■ Short problem:
Return every line of the records below verbatim, with no pictures in the copy.

■ Collected data:

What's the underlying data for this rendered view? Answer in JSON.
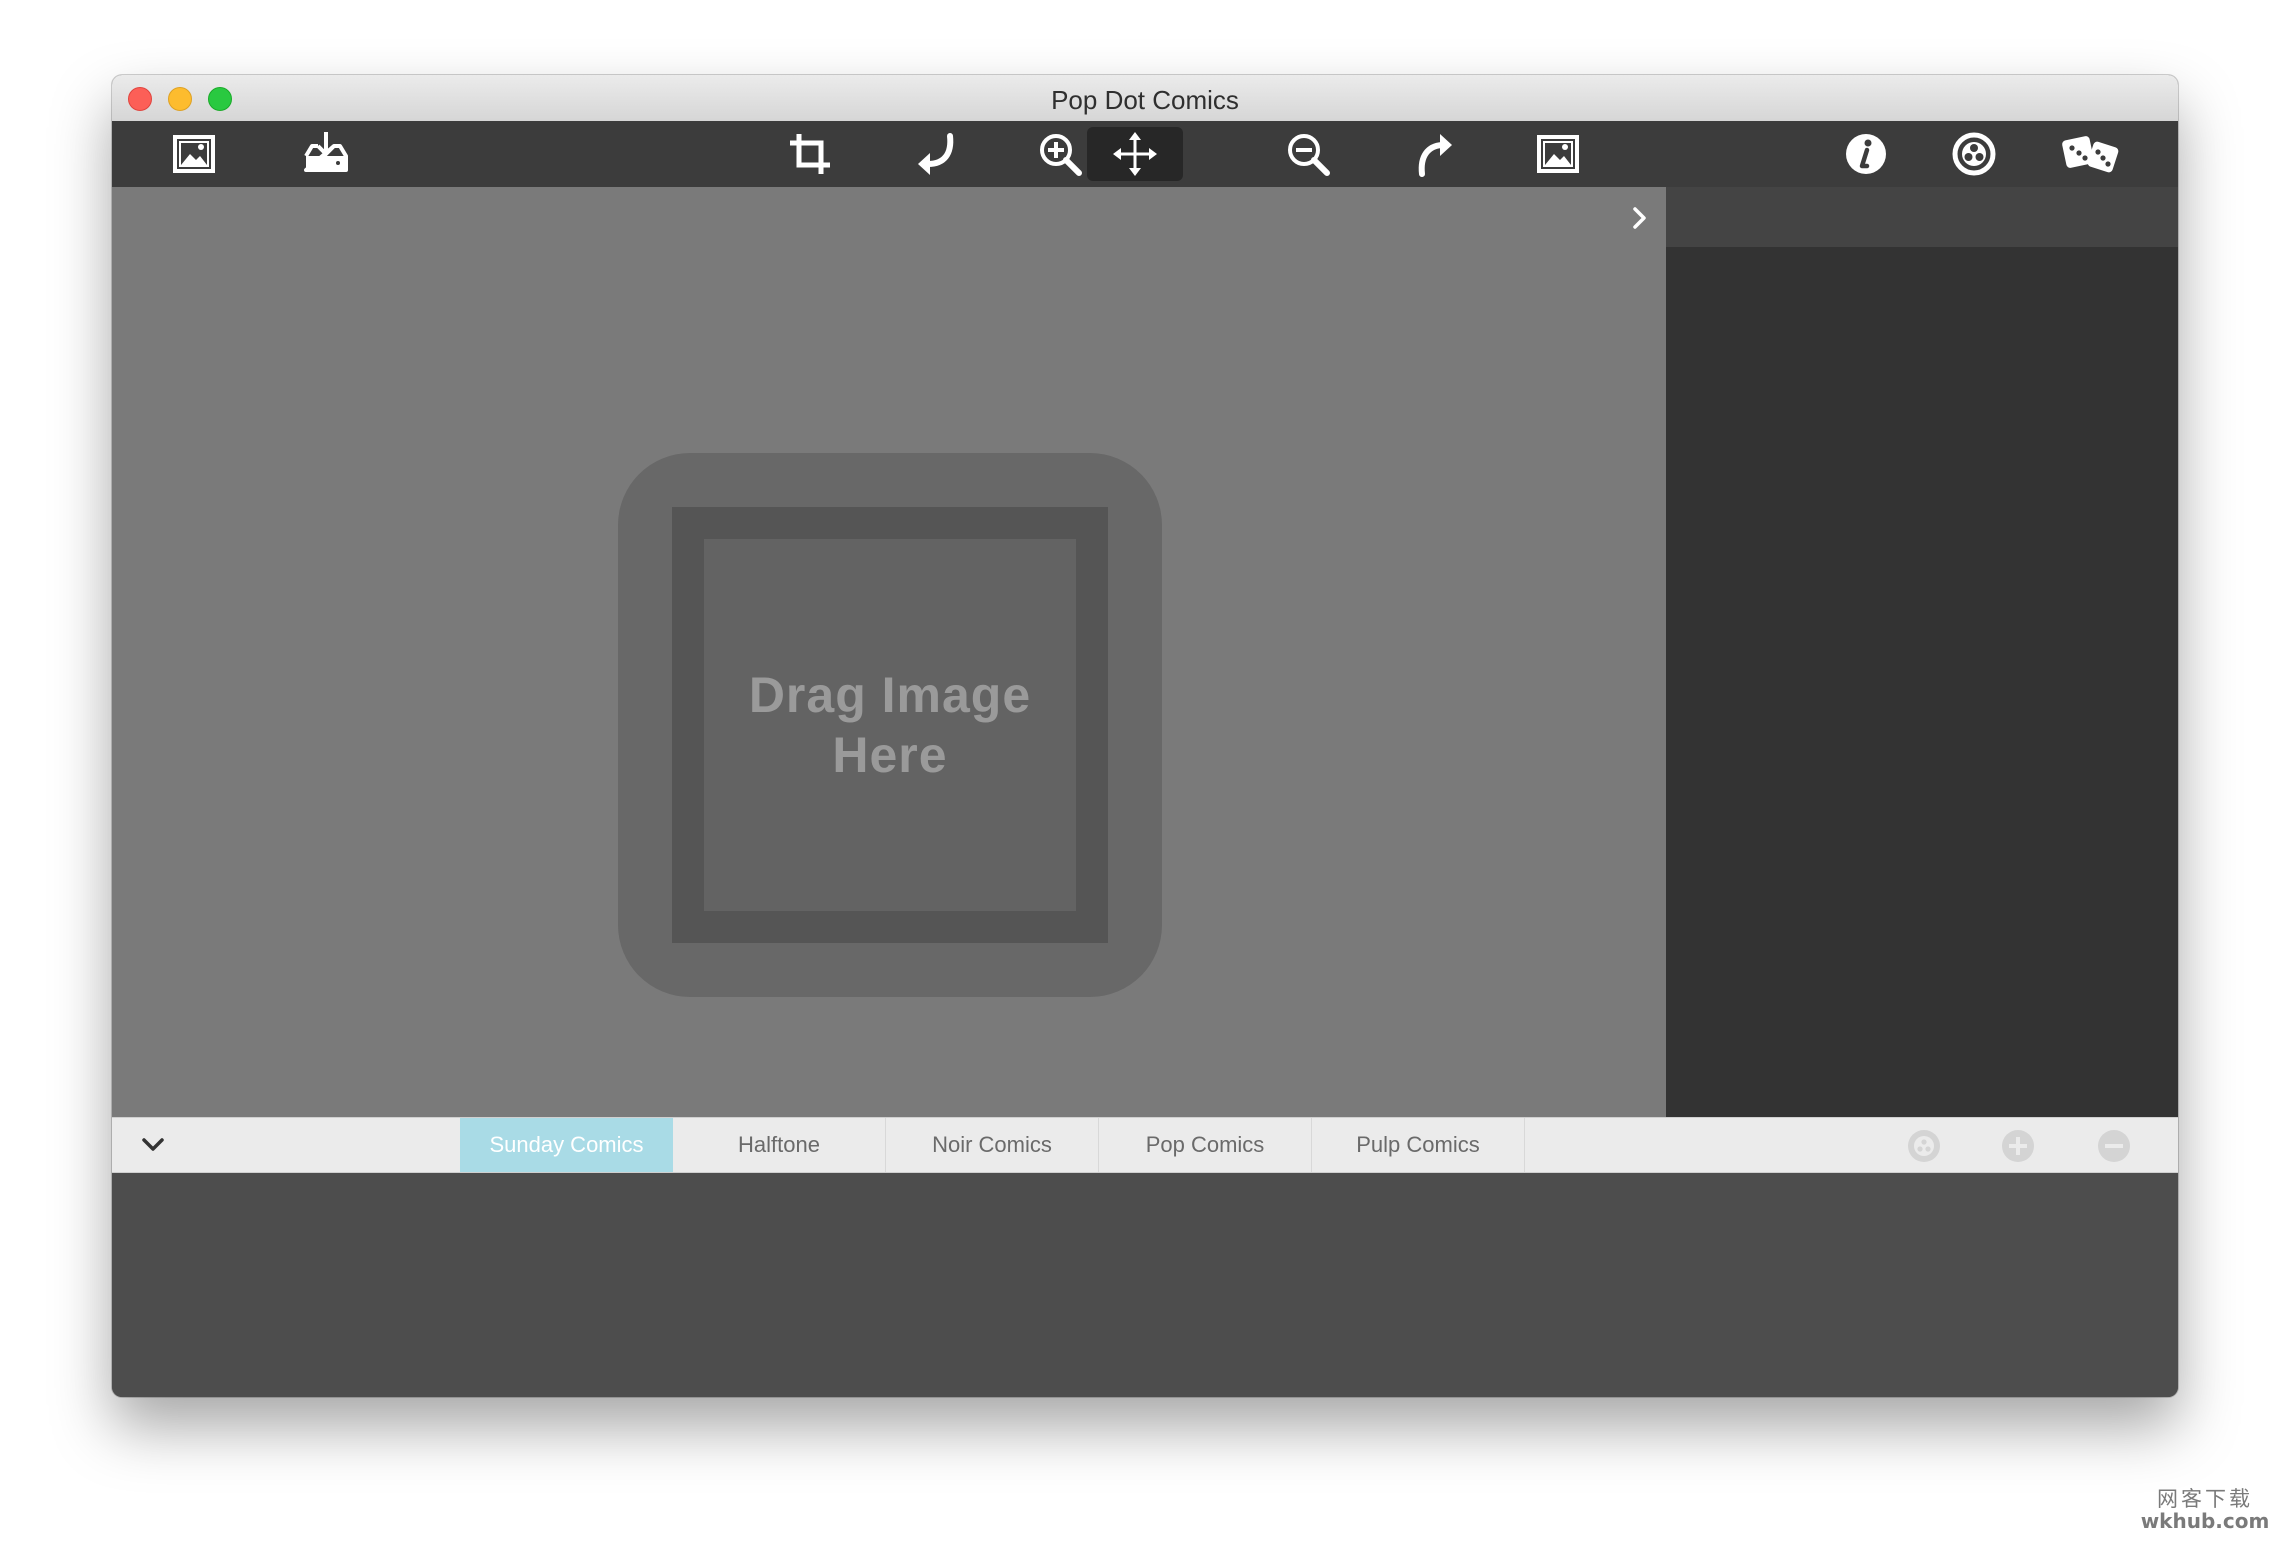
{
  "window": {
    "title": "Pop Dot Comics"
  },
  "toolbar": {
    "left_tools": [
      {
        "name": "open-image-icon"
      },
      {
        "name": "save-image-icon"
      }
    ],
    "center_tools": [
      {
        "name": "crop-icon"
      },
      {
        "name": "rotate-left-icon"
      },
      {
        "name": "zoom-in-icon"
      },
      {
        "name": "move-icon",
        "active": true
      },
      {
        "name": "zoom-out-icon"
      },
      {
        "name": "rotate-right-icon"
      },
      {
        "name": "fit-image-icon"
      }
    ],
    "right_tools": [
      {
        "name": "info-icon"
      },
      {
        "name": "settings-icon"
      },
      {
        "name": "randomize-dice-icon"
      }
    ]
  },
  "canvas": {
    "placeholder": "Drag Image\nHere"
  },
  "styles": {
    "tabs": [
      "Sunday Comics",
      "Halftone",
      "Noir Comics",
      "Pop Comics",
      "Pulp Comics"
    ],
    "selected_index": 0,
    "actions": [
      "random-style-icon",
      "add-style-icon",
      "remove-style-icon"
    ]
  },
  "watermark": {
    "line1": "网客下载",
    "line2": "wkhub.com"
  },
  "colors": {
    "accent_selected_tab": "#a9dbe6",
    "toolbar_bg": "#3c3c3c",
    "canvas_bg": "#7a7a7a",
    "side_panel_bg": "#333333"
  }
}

■ Final result:
What's the underlying data for this rendered view? Answer in JSON.
{
  "window": {
    "title": "Pop Dot Comics"
  },
  "toolbar": {
    "left_tools": [
      {
        "name": "open-image-icon"
      },
      {
        "name": "save-image-icon"
      }
    ],
    "center_tools": [
      {
        "name": "crop-icon"
      },
      {
        "name": "rotate-left-icon"
      },
      {
        "name": "zoom-in-icon"
      },
      {
        "name": "move-icon",
        "active": true
      },
      {
        "name": "zoom-out-icon"
      },
      {
        "name": "rotate-right-icon"
      },
      {
        "name": "fit-image-icon"
      }
    ],
    "right_tools": [
      {
        "name": "info-icon"
      },
      {
        "name": "settings-icon"
      },
      {
        "name": "randomize-dice-icon"
      }
    ]
  },
  "canvas": {
    "placeholder": "Drag Image\nHere"
  },
  "styles": {
    "tabs": [
      "Sunday Comics",
      "Halftone",
      "Noir Comics",
      "Pop Comics",
      "Pulp Comics"
    ],
    "selected_index": 0,
    "actions": [
      "random-style-icon",
      "add-style-icon",
      "remove-style-icon"
    ]
  },
  "watermark": {
    "line1": "网客下载",
    "line2": "wkhub.com"
  },
  "colors": {
    "accent_selected_tab": "#a9dbe6",
    "toolbar_bg": "#3c3c3c",
    "canvas_bg": "#7a7a7a",
    "side_panel_bg": "#333333"
  }
}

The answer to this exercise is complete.